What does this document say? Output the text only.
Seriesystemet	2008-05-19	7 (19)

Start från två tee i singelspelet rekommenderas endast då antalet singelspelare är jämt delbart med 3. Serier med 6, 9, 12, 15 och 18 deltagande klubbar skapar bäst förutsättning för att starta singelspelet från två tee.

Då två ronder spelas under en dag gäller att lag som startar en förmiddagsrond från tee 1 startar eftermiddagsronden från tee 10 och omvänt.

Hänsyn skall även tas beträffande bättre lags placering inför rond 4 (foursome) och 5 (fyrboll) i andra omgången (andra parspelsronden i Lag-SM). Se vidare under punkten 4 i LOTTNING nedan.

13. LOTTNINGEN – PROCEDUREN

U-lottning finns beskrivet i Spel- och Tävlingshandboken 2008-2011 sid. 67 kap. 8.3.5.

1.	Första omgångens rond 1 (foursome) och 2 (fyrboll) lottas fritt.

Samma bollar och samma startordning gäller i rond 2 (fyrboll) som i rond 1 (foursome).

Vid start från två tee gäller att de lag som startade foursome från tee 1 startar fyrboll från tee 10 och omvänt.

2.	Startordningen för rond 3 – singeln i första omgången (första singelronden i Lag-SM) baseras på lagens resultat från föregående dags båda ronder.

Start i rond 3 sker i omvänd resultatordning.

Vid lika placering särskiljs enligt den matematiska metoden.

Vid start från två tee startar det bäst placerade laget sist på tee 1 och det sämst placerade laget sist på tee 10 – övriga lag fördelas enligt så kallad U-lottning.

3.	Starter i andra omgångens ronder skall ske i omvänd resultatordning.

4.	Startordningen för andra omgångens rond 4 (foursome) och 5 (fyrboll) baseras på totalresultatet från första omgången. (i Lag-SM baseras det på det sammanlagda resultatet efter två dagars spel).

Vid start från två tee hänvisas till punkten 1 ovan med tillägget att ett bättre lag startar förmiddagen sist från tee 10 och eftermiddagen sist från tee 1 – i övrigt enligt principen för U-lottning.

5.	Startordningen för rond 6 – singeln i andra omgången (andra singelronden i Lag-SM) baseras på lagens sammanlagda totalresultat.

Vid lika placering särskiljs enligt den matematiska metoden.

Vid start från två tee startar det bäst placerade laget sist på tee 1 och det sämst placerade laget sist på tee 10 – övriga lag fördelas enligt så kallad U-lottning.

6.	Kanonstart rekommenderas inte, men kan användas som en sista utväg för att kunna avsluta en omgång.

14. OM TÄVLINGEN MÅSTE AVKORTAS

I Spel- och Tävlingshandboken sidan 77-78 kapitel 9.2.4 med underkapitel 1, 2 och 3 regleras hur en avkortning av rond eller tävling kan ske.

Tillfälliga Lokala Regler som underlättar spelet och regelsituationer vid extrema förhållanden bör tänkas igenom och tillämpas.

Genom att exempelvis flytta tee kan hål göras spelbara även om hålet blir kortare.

# # #

**The problem**:
Repeat every line of the data, exactly and in full.

**Exercise output**:
What does this document say? Output the text only.
Seriesystemet	2008-05-19	7 (19)

Start från två tee i singelspelet rekommenderas endast då antalet singelspelare är jämt delbart med 3. Serier med 6, 9, 12, 15 och 18 deltagande klubbar skapar bäst förutsättning för att starta singelspelet från två tee.

Då två ronder spelas under en dag gäller att lag som startar en förmiddagsrond från tee 1 startar eftermiddagsronden från tee 10 och omvänt.

Hänsyn skall även tas beträffande bättre lags placering inför rond 4 (foursome) och 5 (fyrboll) i andra omgången (andra parspelsronden i Lag-SM). Se vidare under punkten 4 i LOTTNING nedan.

13. LOTTNINGEN – PROCEDUREN

U-lottning finns beskrivet i Spel- och Tävlingshandboken 2008-2011 sid. 67 kap. 8.3.5.

1.	Första omgångens rond 1 (foursome) och 2 (fyrboll) lottas fritt.

Samma bollar och samma startordning gäller i rond 2 (fyrboll) som i rond 1 (foursome).

Vid start från två tee gäller att de lag som startade foursome från tee 1 startar fyrboll från tee 10 och omvänt.

2.	Startordningen för rond 3 – singeln i första omgången (första singelronden i Lag-SM) baseras på lagens resultat från föregående dags båda ronder.

Start i rond 3 sker i omvänd resultatordning.

Vid lika placering särskiljs enligt den matematiska metoden.

Vid start från två tee startar det bäst placerade laget sist på tee 1 och det sämst placerade laget sist på tee 10 – övriga lag fördelas enligt så kallad U-lottning.

3.	Starter i andra omgångens ronder skall ske i omvänd resultatordning.

4.	Startordningen för andra omgångens rond 4 (foursome) och 5 (fyrboll) baseras på totalresultatet från första omgången. (i Lag-SM baseras det på det sammanlagda resultatet efter två dagars spel).

Vid start från två tee hänvisas till punkten 1 ovan med tillägget att ett bättre lag startar förmiddagen sist från tee 10 och eftermiddagen sist från tee 1 – i övrigt enligt principen för U-lottning.

5.	Startordningen för rond 6 – singeln i andra omgången (andra singelronden i Lag-SM) baseras på lagens sammanlagda totalresultat.

Vid lika placering särskiljs enligt den matematiska metoden.

Vid start från två tee startar det bäst placerade laget sist på tee 1 och det sämst placerade laget sist på tee 10 – övriga lag fördelas enligt så kallad U-lottning.

6.	Kanonstart rekommenderas inte, men kan användas som en sista utväg för att kunna avsluta en omgång.

14. OM TÄVLINGEN MÅSTE AVKORTAS

I Spel- och Tävlingshandboken sidan 77-78 kapitel 9.2.4 med underkapitel 1, 2 och 3 regleras hur en avkortning av rond eller tävling kan ske.

Tillfälliga Lokala Regler som underlättar spelet och regelsituationer vid extrema förhållanden bör tänkas igenom och tillämpas.

Genom att exempelvis flytta tee kan hål göras spelbara även om hålet blir kortare.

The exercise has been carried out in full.